■ **To do**
Collect every line of the records below that contains the word "numérique".

** Begin Data section **

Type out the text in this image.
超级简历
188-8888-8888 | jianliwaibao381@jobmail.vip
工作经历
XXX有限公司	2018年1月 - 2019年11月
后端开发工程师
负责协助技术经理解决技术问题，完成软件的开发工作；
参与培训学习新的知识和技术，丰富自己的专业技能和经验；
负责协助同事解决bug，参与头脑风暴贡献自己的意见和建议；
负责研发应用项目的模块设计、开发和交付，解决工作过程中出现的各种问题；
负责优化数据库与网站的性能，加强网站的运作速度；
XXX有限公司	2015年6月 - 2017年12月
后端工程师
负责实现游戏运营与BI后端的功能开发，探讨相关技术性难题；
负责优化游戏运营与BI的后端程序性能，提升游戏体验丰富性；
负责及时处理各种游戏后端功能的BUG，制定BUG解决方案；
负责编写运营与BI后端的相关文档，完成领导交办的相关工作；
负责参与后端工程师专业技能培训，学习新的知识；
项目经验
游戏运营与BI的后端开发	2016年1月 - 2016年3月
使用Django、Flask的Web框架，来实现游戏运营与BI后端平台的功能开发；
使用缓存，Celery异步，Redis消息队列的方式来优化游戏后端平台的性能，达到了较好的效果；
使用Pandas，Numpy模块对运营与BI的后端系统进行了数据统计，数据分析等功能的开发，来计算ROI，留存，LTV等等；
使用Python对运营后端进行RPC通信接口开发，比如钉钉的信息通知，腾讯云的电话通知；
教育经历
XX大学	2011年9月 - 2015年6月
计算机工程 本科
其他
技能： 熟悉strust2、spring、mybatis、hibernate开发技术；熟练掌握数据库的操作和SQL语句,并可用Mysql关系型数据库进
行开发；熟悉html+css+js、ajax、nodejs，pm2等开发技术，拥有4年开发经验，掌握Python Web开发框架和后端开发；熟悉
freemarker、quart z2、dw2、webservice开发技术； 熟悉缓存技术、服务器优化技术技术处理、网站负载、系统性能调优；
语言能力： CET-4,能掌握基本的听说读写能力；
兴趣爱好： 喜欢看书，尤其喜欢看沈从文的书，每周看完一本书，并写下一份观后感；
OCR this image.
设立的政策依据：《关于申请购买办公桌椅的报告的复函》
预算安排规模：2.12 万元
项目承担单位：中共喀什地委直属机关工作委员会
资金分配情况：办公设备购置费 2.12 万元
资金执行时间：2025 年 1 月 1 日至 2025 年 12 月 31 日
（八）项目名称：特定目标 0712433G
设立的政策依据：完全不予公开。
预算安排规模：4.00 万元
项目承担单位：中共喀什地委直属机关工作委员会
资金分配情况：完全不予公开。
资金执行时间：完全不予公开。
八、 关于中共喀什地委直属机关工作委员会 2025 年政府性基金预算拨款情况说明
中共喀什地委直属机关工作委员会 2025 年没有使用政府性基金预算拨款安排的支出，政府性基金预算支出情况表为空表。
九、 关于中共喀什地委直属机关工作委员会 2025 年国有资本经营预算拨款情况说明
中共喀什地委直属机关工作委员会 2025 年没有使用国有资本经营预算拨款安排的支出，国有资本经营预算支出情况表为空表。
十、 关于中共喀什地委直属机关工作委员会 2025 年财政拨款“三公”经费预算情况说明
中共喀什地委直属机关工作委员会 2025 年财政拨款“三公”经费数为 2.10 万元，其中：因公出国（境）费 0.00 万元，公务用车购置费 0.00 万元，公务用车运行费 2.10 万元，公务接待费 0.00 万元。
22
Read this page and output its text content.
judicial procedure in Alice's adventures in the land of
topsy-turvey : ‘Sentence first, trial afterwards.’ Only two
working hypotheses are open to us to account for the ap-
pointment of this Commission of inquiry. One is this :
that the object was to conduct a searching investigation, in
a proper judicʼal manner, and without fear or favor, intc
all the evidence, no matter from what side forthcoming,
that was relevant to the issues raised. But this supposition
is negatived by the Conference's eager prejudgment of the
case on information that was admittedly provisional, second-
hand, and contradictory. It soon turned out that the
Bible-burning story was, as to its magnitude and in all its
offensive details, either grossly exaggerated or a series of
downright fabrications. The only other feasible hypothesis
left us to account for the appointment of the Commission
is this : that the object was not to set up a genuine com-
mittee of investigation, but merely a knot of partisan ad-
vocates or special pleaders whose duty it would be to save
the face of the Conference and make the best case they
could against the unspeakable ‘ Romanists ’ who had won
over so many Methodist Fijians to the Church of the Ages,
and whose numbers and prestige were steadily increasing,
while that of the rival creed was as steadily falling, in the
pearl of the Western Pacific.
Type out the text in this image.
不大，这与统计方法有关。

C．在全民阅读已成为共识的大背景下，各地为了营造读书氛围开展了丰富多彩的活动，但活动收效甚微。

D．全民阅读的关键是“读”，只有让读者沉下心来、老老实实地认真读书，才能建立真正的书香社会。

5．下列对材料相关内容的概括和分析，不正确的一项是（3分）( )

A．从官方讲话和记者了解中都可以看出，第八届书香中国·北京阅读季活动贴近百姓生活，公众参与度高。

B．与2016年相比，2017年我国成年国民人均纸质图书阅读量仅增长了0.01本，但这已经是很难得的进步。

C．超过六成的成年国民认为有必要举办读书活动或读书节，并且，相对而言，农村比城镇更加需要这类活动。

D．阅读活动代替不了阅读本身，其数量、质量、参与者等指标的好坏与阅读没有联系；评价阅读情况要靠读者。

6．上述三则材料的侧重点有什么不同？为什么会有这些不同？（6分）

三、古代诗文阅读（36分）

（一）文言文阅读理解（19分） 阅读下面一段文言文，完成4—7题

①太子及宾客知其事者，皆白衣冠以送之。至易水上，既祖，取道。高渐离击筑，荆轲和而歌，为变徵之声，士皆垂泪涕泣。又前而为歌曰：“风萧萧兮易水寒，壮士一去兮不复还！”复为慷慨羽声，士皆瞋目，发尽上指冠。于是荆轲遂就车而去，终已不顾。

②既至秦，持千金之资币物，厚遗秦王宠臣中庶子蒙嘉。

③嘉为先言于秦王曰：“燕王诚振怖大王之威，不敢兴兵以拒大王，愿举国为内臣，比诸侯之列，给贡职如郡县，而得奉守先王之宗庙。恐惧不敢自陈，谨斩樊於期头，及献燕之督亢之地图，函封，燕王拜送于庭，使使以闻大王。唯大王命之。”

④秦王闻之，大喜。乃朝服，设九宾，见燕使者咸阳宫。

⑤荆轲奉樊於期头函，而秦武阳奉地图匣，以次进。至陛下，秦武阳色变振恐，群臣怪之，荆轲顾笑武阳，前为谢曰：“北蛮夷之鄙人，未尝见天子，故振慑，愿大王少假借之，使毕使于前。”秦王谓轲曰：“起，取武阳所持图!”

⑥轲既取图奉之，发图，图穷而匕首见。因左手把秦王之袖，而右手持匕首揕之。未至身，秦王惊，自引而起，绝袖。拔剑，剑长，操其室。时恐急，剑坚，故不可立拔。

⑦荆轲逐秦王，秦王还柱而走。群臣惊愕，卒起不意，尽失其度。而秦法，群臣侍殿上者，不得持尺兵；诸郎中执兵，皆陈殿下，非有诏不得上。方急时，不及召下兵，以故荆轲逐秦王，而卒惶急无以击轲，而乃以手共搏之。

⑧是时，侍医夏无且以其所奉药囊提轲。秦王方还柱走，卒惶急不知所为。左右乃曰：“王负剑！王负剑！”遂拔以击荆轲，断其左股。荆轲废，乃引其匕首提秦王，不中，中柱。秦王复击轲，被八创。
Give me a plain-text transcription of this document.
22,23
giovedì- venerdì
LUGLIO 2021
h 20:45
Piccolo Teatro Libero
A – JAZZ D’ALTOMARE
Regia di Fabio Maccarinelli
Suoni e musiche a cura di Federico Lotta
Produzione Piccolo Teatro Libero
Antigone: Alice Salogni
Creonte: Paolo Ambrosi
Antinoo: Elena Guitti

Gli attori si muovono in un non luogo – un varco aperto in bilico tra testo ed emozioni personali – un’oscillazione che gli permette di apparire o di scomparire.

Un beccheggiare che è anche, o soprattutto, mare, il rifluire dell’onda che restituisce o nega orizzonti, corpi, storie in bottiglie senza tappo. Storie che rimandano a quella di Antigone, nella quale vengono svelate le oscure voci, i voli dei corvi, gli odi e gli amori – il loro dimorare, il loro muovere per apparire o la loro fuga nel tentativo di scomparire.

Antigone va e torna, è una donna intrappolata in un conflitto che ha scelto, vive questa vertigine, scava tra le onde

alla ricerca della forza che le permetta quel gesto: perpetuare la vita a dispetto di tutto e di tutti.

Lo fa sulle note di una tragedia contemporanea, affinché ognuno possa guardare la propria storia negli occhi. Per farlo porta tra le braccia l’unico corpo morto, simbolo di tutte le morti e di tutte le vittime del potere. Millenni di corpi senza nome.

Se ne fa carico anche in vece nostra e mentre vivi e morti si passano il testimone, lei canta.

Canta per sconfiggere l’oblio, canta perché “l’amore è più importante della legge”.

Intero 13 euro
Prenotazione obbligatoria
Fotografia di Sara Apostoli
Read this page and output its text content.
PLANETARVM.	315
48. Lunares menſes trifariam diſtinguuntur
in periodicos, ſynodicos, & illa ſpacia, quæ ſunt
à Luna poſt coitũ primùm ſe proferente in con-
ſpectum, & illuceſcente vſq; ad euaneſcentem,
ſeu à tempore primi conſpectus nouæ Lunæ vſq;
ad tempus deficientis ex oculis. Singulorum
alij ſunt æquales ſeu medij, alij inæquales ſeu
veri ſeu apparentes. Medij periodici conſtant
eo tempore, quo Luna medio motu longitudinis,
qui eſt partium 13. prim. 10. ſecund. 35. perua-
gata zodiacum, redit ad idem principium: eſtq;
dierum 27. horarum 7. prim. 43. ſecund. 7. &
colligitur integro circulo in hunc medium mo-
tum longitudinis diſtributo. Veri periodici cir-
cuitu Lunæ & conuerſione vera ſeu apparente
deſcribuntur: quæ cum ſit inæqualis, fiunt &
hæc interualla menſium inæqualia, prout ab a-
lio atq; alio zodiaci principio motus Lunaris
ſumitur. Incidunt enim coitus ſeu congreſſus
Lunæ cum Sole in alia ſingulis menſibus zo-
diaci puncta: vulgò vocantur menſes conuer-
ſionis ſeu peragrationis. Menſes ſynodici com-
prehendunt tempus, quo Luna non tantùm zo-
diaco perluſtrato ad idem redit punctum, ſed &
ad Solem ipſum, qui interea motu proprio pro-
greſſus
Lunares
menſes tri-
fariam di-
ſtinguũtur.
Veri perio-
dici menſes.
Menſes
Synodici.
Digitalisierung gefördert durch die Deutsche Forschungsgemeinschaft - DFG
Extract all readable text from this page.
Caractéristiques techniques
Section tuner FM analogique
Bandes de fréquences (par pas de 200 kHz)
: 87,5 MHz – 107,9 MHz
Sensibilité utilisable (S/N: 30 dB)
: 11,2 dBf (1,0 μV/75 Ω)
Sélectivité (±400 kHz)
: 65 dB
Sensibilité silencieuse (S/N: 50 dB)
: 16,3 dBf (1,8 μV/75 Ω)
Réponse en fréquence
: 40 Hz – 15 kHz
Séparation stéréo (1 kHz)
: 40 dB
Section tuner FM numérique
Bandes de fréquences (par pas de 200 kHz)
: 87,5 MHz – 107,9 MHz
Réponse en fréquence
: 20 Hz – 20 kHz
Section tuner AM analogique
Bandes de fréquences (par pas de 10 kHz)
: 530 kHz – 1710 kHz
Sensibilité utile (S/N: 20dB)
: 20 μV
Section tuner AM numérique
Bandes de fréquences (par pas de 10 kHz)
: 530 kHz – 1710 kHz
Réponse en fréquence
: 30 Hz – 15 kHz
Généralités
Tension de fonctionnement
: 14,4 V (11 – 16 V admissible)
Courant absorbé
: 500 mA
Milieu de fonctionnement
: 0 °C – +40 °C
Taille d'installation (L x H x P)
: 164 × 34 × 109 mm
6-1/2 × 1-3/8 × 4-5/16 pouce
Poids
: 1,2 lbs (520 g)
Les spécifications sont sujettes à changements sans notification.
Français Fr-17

** End Data section **

■ **Output of the exercise**
Section tuner FM numérique
Section tuner AM numérique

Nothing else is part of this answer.